═══ Recorded data

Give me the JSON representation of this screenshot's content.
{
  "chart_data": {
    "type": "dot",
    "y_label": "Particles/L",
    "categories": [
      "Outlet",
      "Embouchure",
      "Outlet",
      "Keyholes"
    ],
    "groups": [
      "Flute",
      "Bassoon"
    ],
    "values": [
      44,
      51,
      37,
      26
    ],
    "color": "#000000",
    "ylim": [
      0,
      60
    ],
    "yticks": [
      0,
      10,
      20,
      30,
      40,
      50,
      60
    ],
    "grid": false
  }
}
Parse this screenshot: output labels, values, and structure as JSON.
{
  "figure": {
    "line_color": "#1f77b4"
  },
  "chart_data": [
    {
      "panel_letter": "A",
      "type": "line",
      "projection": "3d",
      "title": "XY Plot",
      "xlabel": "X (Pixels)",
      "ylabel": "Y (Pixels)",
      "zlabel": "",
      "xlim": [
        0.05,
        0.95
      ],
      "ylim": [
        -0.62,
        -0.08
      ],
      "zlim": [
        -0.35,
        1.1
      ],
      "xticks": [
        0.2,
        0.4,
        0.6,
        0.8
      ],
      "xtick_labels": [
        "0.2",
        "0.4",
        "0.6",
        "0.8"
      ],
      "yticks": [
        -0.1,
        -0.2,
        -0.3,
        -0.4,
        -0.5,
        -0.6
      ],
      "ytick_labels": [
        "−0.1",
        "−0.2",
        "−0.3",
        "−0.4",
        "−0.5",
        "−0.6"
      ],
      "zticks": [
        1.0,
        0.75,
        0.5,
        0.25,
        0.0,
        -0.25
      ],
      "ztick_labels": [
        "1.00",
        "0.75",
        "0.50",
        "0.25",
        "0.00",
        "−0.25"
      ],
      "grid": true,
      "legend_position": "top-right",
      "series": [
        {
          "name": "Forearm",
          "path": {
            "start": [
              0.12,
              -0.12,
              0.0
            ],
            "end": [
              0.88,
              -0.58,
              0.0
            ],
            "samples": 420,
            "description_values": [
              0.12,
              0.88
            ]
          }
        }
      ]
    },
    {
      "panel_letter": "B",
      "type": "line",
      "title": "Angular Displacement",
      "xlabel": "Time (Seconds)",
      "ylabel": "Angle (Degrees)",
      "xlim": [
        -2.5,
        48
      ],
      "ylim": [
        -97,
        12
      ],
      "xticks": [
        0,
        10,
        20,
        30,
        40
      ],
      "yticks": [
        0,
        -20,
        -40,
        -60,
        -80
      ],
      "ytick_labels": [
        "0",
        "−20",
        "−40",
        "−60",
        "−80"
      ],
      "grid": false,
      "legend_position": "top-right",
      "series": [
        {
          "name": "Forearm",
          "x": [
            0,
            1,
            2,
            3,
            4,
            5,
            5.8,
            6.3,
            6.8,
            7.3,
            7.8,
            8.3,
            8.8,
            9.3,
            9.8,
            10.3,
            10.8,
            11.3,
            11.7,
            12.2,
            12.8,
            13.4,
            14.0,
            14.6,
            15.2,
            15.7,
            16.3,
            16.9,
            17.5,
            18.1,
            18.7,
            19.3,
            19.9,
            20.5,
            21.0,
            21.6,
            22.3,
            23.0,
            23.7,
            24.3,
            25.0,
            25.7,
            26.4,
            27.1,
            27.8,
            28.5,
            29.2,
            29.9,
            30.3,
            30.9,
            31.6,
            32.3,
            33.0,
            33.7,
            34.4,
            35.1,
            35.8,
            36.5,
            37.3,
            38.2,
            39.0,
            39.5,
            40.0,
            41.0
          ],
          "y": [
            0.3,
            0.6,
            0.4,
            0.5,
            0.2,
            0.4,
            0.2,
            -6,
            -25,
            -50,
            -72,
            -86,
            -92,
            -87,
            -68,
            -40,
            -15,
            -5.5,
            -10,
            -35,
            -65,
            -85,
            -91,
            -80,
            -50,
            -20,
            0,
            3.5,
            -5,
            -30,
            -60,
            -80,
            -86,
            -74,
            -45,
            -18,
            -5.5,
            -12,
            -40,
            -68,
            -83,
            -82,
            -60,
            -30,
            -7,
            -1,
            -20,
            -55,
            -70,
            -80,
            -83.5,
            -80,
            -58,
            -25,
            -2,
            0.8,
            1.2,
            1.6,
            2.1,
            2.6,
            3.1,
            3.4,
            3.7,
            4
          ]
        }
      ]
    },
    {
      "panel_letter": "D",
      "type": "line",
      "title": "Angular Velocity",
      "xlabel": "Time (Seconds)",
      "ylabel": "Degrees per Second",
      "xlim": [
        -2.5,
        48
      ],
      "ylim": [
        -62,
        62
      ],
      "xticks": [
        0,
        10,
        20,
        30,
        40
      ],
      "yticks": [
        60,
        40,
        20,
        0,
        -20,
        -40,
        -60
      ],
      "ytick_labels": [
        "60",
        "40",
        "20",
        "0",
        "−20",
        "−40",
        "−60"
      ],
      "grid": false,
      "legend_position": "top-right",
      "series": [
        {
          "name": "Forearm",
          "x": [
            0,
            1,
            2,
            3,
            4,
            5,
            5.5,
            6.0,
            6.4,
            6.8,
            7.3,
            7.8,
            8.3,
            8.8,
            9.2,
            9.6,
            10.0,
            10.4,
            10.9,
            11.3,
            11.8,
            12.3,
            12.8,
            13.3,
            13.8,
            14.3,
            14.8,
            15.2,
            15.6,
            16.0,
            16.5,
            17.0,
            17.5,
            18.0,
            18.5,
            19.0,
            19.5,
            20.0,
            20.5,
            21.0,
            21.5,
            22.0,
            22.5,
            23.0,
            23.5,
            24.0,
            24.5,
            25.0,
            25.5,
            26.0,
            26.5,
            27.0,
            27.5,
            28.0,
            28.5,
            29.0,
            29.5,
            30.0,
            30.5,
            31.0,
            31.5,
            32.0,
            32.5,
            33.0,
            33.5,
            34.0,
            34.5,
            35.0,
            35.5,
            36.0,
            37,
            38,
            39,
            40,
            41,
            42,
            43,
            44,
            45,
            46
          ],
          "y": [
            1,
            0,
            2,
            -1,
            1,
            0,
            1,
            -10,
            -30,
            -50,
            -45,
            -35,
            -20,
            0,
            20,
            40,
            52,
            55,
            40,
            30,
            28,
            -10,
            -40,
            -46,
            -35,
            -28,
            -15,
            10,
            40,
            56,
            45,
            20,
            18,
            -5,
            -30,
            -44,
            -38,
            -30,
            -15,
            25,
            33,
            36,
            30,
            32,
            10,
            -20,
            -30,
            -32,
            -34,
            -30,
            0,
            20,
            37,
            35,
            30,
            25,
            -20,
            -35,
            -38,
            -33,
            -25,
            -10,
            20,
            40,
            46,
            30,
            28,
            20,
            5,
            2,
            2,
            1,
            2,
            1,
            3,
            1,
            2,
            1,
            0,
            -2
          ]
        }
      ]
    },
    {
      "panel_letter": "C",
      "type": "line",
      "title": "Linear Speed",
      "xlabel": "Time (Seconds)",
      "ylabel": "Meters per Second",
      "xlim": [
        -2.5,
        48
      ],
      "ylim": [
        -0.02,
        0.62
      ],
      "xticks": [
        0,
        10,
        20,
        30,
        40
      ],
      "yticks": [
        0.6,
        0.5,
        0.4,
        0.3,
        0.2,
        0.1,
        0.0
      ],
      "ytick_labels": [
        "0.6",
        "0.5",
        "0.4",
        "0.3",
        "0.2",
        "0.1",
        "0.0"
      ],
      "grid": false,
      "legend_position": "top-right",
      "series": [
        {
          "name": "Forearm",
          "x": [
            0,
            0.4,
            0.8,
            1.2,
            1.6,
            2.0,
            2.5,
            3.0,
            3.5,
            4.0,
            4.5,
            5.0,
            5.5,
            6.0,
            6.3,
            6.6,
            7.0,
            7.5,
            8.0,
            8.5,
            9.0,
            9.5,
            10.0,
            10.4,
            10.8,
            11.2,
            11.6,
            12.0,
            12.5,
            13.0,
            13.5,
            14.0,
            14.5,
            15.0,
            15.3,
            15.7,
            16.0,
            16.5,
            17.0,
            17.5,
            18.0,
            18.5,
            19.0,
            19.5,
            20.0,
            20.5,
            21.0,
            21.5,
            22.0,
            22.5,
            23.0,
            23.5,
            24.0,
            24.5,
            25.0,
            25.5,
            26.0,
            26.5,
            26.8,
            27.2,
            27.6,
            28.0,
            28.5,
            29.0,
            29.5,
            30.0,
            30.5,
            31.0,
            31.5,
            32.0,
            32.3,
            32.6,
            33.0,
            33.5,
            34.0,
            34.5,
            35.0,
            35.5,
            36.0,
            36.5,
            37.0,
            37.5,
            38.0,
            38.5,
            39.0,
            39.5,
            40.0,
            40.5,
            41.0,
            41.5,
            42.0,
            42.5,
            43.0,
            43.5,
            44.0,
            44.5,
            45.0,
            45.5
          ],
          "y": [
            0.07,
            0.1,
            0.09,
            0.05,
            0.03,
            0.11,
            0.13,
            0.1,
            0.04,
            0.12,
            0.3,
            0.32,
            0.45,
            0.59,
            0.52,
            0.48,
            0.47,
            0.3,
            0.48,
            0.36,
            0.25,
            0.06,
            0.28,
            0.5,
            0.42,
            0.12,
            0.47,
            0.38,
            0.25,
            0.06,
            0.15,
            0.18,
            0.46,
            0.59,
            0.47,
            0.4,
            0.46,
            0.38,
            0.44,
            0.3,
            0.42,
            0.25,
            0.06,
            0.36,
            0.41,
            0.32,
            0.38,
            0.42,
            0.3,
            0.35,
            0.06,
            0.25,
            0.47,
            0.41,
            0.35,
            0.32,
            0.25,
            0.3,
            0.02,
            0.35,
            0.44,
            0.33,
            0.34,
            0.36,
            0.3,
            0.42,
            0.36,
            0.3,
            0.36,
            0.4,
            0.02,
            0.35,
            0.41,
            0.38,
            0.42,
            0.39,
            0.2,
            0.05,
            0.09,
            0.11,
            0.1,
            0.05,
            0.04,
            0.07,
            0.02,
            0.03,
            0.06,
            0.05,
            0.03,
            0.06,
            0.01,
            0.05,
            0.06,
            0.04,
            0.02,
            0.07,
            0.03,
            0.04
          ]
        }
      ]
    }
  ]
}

══════

◆ What to produce ◆
Where a line of the entries contains the word "Degrees", copy that line.

◆ Exercise output ◆
      "ylabel": "Angle (Degrees)",
      "ylabel": "Degrees per Second",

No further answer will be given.